:: To do ::
Identify each line below containing the string "screenshot" and copy it.

[Begin Source data]

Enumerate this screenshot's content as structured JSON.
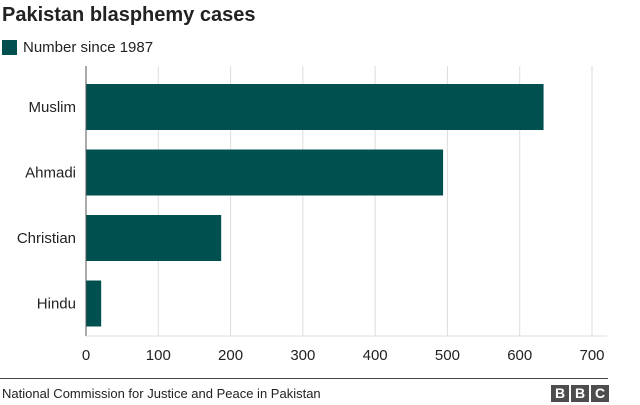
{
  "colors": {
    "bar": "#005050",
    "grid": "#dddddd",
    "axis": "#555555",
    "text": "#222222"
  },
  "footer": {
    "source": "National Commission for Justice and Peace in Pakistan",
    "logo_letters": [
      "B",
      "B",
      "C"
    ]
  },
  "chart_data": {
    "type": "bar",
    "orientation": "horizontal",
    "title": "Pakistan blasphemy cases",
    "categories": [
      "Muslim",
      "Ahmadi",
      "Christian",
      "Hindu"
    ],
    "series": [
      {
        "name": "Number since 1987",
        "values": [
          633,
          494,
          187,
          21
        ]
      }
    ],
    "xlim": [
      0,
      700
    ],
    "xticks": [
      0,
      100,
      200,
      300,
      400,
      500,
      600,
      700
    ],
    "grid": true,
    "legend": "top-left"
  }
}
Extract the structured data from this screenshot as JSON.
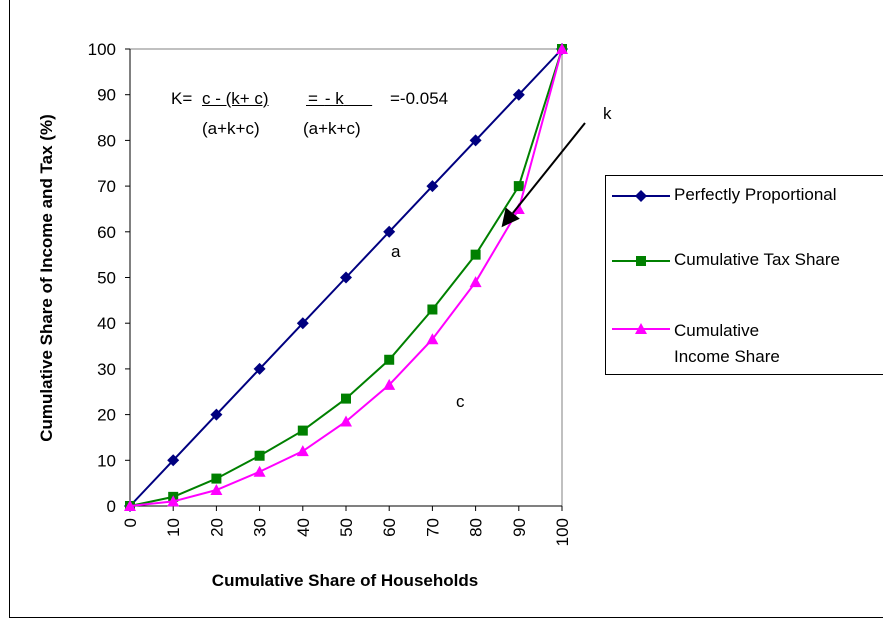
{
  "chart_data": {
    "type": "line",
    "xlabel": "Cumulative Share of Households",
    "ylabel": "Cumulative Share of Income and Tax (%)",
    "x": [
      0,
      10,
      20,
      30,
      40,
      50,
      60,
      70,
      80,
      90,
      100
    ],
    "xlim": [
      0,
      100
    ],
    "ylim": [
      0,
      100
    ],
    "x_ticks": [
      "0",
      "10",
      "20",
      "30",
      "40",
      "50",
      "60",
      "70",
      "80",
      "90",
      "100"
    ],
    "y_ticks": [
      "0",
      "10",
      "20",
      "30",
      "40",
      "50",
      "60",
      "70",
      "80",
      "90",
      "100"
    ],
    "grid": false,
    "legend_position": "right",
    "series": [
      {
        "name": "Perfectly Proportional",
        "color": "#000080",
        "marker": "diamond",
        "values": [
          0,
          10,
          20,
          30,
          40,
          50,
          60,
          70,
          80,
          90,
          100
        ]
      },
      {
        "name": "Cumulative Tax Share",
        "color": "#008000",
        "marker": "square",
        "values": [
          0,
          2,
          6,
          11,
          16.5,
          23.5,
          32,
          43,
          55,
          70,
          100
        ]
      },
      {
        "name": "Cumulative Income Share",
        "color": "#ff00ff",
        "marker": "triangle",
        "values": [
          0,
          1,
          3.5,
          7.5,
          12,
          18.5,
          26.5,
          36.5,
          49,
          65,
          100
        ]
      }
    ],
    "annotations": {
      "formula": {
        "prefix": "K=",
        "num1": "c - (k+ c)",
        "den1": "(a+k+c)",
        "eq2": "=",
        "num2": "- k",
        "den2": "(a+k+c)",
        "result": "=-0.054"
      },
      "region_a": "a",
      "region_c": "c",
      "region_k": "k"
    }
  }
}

[End Source data]

:: Solution for this exercise ::
Enumerate this screenshot's content as structured JSON.
Extract the structured data from this screenshot as JSON.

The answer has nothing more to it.